> What is needed:
Repeat each record below exactly as given.

— START OF Records provided —

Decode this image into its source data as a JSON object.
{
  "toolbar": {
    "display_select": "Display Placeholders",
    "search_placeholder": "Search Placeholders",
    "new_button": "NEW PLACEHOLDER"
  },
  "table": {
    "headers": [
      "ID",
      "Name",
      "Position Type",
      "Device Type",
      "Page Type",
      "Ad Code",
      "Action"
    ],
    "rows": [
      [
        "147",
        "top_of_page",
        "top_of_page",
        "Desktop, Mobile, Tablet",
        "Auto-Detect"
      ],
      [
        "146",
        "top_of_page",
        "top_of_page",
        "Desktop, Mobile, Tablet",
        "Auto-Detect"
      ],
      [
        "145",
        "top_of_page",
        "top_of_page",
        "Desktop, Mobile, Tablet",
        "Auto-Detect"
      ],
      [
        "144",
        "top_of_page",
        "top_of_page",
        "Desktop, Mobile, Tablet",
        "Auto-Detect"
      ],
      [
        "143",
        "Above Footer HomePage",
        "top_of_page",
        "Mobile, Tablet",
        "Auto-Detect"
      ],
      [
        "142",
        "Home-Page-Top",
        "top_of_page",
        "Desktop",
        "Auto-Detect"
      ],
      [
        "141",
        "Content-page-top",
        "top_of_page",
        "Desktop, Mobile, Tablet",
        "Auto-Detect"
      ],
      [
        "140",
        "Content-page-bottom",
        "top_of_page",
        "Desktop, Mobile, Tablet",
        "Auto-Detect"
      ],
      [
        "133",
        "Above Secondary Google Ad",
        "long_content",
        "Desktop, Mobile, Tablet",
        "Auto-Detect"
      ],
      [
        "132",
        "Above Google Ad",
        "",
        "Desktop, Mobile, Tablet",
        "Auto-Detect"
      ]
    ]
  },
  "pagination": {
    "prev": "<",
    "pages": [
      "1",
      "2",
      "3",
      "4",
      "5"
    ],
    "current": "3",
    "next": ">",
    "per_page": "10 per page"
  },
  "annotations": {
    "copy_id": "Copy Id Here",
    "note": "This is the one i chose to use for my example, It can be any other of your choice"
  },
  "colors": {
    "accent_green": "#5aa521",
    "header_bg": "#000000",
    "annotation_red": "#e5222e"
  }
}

— END OF Records provided —

> Exercise result:
Decode this image into its source data as a JSON object.
{
  "toolbar": {
    "display_select": "Display Placeholders",
    "search_placeholder": "Search Placeholders",
    "new_button": "NEW PLACEHOLDER"
  },
  "table": {
    "headers": [
      "ID",
      "Name",
      "Position Type",
      "Device Type",
      "Page Type",
      "Ad Code",
      "Action"
    ],
    "rows": [
      [
        "147",
        "top_of_page",
        "top_of_page",
        "Desktop, Mobile, Tablet",
        "Auto-Detect"
      ],
      [
        "146",
        "top_of_page",
        "top_of_page",
        "Desktop, Mobile, Tablet",
        "Auto-Detect"
      ],
      [
        "145",
        "top_of_page",
        "top_of_page",
        "Desktop, Mobile, Tablet",
        "Auto-Detect"
      ],
      [
        "144",
        "top_of_page",
        "top_of_page",
        "Desktop, Mobile, Tablet",
        "Auto-Detect"
      ],
      [
        "143",
        "Above Footer HomePage",
        "top_of_page",
        "Mobile, Tablet",
        "Auto-Detect"
      ],
      [
        "142",
        "Home-Page-Top",
        "top_of_page",
        "Desktop",
        "Auto-Detect"
      ],
      [
        "141",
        "Content-page-top",
        "top_of_page",
        "Desktop, Mobile, Tablet",
        "Auto-Detect"
      ],
      [
        "140",
        "Content-page-bottom",
        "top_of_page",
        "Desktop, Mobile, Tablet",
        "Auto-Detect"
      ],
      [
        "133",
        "Above Secondary Google Ad",
        "long_content",
        "Desktop, Mobile, Tablet",
        "Auto-Detect"
      ],
      [
        "132",
        "Above Google Ad",
        "",
        "Desktop, Mobile, Tablet",
        "Auto-Detect"
      ]
    ]
  },
  "pagination": {
    "prev": "<",
    "pages": [
      "1",
      "2",
      "3",
      "4",
      "5"
    ],
    "current": "3",
    "next": ">",
    "per_page": "10 per page"
  },
  "annotations": {
    "copy_id": "Copy Id Here",
    "note": "This is the one i chose to use for my example, It can be any other of your choice"
  },
  "colors": {
    "accent_green": "#5aa521",
    "header_bg": "#000000",
    "annotation_red": "#e5222e"
  }
}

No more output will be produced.